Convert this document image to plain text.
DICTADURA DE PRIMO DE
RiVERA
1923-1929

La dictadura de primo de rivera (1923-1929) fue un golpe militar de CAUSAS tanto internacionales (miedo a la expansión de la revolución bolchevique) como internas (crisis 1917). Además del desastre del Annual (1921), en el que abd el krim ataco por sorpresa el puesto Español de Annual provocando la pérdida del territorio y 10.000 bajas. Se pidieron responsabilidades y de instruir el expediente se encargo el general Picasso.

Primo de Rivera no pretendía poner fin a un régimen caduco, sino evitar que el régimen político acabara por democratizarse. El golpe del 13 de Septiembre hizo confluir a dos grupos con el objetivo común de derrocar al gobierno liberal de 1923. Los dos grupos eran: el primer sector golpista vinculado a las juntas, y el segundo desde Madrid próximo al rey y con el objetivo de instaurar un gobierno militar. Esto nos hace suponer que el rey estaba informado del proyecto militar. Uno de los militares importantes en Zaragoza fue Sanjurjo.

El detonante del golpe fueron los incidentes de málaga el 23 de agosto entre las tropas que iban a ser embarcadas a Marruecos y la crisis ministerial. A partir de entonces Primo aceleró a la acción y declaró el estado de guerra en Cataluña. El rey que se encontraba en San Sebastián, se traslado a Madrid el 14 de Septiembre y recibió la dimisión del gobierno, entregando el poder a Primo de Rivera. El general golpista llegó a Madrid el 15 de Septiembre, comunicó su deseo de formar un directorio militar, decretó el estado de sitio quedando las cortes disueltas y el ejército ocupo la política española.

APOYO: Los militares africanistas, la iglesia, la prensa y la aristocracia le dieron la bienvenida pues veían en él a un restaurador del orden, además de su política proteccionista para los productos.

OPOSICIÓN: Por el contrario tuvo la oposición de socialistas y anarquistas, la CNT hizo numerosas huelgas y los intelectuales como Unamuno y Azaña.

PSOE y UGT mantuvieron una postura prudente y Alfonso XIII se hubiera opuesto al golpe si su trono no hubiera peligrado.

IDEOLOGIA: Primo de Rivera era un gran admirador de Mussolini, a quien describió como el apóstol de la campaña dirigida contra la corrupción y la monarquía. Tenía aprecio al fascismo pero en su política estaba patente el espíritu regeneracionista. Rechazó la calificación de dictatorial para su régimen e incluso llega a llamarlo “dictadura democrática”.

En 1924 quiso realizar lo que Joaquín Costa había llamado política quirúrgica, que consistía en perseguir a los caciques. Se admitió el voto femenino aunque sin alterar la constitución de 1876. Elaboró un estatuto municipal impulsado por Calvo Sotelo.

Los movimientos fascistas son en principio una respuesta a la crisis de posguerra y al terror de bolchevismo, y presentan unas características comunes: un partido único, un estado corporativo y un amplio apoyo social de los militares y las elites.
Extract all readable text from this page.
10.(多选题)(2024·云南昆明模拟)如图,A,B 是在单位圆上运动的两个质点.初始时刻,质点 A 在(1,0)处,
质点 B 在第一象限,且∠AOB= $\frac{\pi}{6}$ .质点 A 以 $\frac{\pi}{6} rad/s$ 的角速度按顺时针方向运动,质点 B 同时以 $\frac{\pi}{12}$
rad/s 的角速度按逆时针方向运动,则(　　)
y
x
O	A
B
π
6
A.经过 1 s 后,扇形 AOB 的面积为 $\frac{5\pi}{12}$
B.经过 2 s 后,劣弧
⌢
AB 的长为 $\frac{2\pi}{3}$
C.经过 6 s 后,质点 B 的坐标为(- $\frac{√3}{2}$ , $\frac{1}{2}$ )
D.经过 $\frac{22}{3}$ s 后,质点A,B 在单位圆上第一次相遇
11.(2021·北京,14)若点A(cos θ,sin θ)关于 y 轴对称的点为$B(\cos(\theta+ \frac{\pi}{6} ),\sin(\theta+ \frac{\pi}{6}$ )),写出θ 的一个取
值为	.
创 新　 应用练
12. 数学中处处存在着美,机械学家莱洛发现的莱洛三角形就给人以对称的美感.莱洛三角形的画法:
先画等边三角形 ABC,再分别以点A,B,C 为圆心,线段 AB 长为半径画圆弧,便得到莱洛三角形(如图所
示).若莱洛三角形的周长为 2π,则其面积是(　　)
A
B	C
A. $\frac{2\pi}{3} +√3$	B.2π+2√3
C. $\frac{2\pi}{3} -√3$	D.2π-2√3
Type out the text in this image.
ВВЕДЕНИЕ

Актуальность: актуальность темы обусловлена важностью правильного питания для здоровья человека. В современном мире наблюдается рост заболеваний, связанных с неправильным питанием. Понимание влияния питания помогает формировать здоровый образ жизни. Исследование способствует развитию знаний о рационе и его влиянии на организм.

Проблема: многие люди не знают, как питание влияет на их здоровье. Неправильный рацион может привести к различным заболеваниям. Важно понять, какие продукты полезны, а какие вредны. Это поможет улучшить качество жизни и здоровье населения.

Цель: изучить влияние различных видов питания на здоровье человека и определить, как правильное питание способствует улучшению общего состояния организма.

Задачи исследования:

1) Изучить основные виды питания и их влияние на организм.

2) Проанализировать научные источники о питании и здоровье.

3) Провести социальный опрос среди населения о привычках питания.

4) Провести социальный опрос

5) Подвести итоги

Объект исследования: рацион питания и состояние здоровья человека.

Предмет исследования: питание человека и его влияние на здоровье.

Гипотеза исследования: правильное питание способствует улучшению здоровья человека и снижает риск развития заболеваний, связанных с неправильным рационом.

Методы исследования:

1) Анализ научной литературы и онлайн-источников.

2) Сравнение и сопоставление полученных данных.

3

# [Written task]
Copy every line above that includes the string "Провести".

# [Answer to the exercise]
3) Провести социальный опрос среди населения о привычках питания.
4) Провести социальный опрос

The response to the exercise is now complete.